▶ _Entries supplied_:
****************************************

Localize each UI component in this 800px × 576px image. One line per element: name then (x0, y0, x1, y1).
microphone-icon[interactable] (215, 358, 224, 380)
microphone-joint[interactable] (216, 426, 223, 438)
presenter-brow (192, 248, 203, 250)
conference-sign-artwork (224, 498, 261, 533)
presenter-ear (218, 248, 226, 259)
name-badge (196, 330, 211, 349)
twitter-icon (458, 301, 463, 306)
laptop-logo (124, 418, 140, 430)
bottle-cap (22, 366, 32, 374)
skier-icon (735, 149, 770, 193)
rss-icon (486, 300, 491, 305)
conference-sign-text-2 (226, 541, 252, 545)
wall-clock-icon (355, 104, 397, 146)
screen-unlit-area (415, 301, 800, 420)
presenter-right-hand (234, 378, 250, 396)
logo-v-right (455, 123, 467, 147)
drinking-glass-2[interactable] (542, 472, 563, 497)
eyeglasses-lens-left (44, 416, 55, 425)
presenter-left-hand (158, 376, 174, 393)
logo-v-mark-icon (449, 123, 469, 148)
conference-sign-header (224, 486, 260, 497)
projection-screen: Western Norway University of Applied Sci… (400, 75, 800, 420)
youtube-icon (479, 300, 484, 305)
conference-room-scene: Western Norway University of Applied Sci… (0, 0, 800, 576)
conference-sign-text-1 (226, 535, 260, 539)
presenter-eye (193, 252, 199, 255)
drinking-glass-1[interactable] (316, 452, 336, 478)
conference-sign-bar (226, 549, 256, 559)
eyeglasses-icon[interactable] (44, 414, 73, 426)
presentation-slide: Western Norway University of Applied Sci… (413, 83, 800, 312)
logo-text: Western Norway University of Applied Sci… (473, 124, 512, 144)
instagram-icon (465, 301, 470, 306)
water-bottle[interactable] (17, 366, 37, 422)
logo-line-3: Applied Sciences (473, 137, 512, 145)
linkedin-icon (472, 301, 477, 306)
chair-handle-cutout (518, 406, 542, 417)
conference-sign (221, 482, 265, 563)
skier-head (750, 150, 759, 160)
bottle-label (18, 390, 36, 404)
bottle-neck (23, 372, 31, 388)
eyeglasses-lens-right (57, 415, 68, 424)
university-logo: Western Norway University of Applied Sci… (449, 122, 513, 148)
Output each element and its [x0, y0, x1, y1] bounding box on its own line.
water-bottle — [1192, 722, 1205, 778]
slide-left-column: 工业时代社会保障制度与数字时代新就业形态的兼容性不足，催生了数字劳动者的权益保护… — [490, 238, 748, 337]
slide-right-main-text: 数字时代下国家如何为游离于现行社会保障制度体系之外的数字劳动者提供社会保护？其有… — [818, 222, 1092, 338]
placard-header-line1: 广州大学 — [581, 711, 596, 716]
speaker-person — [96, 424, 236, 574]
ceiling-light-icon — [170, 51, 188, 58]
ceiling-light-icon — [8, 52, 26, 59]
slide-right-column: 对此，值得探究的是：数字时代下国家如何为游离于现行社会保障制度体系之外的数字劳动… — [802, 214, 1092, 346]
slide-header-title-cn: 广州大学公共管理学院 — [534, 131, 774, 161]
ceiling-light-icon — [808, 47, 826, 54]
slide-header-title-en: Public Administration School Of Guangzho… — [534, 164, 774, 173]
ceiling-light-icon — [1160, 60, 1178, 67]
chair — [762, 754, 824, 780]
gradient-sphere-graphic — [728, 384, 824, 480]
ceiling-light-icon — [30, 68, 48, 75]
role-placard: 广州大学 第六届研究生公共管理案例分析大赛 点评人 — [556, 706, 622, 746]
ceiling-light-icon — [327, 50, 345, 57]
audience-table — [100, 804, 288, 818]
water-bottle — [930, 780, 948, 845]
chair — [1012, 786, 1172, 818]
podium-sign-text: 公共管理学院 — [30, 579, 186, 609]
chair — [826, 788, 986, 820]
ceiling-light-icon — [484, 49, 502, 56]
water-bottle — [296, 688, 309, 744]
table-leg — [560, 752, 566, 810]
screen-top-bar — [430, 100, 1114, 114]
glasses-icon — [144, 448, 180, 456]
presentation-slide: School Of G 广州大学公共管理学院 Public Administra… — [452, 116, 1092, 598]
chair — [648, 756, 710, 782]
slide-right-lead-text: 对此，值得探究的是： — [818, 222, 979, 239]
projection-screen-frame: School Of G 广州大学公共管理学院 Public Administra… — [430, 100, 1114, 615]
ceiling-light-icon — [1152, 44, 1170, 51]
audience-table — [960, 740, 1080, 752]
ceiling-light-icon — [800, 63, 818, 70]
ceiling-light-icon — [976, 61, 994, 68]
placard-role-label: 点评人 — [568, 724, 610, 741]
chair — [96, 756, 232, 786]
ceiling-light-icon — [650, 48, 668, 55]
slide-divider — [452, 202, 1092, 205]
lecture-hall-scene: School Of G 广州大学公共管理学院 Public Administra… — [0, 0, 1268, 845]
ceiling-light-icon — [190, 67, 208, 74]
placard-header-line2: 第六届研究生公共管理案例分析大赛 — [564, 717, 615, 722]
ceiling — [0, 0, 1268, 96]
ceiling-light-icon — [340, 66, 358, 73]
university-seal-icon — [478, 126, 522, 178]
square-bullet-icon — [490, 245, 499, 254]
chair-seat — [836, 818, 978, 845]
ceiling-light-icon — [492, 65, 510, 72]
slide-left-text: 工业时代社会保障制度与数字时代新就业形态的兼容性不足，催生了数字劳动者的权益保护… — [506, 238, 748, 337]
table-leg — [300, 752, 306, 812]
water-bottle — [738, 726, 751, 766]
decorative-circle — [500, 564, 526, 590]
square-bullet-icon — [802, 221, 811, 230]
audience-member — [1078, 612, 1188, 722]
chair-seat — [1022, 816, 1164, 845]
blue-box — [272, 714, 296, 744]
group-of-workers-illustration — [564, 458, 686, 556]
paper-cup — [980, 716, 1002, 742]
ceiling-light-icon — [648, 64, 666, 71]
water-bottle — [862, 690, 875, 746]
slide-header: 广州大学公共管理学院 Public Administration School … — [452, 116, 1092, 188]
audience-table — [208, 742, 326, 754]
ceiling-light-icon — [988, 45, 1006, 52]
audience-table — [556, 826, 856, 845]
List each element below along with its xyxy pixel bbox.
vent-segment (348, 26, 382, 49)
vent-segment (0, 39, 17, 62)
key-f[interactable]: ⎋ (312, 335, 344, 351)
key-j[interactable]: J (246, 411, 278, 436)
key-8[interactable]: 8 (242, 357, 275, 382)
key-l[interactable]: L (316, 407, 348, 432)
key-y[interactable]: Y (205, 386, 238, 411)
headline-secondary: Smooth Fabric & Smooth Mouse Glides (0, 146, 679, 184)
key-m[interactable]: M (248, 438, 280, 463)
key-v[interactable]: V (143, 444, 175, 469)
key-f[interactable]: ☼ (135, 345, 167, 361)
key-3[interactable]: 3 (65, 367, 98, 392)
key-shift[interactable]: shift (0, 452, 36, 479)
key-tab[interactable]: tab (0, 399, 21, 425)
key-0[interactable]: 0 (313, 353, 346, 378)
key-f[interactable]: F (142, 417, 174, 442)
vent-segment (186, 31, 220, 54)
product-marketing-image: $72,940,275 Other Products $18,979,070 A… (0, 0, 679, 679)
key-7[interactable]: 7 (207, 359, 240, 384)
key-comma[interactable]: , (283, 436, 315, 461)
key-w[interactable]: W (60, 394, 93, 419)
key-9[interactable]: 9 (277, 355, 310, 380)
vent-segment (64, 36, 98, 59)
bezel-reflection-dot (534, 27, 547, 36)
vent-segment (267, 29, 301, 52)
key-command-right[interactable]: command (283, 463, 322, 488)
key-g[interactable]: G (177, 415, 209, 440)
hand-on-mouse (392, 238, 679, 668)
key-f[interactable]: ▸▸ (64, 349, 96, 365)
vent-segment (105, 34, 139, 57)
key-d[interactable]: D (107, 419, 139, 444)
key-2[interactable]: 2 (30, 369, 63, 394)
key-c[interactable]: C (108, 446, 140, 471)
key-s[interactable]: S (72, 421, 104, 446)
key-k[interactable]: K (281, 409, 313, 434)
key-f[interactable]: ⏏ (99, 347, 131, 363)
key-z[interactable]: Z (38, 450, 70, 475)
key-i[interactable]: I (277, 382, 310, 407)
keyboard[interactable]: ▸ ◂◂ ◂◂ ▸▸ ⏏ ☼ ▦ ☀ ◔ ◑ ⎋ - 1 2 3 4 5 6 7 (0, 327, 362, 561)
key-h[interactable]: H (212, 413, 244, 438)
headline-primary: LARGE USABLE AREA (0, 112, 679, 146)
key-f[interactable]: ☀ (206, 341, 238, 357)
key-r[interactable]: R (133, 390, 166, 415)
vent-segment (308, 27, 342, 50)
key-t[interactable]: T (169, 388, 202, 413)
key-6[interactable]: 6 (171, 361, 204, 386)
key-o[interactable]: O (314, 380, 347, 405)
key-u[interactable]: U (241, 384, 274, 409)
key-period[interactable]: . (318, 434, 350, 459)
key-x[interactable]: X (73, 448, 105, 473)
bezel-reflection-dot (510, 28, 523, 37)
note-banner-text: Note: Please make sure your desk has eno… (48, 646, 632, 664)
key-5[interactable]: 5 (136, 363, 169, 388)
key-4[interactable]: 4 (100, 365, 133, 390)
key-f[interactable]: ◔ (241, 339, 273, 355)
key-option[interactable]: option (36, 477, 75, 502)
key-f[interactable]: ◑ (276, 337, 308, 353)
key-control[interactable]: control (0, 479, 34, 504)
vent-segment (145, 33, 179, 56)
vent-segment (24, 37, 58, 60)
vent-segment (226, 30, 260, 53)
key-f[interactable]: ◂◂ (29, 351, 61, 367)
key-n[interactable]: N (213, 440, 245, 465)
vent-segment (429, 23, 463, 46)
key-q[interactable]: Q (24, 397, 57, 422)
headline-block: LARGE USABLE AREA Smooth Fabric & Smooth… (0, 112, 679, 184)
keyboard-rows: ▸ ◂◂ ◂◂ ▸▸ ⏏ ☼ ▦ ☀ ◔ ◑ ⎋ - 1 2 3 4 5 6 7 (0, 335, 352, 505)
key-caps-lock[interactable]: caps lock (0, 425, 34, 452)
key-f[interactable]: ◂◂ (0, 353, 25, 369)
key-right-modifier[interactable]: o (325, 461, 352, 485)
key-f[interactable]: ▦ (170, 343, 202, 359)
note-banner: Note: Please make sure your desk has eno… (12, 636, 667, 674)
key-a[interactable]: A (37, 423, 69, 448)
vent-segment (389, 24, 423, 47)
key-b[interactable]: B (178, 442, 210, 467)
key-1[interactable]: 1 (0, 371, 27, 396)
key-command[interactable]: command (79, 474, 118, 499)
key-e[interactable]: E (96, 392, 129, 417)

****************************************

Transcribe the listing verbatim, starting at its first line and stopping after the line that contains "drinking-glass-2[interactable] (542, 472, 563, 497)", with both of those lines included.

Localize each UI component in this 800px × 576px image. One line per element: name then (x0, y0, x1, y1).
microphone-icon[interactable] (215, 358, 224, 380)
microphone-joint[interactable] (216, 426, 223, 438)
presenter-brow (192, 248, 203, 250)
conference-sign-artwork (224, 498, 261, 533)
presenter-ear (218, 248, 226, 259)
name-badge (196, 330, 211, 349)
twitter-icon (458, 301, 463, 306)
laptop-logo (124, 418, 140, 430)
bottle-cap (22, 366, 32, 374)
skier-icon (735, 149, 770, 193)
rss-icon (486, 300, 491, 305)
conference-sign-text-2 (226, 541, 252, 545)
wall-clock-icon (355, 104, 397, 146)
screen-unlit-area (415, 301, 800, 420)
presenter-right-hand (234, 378, 250, 396)
logo-v-right (455, 123, 467, 147)
drinking-glass-2[interactable] (542, 472, 563, 497)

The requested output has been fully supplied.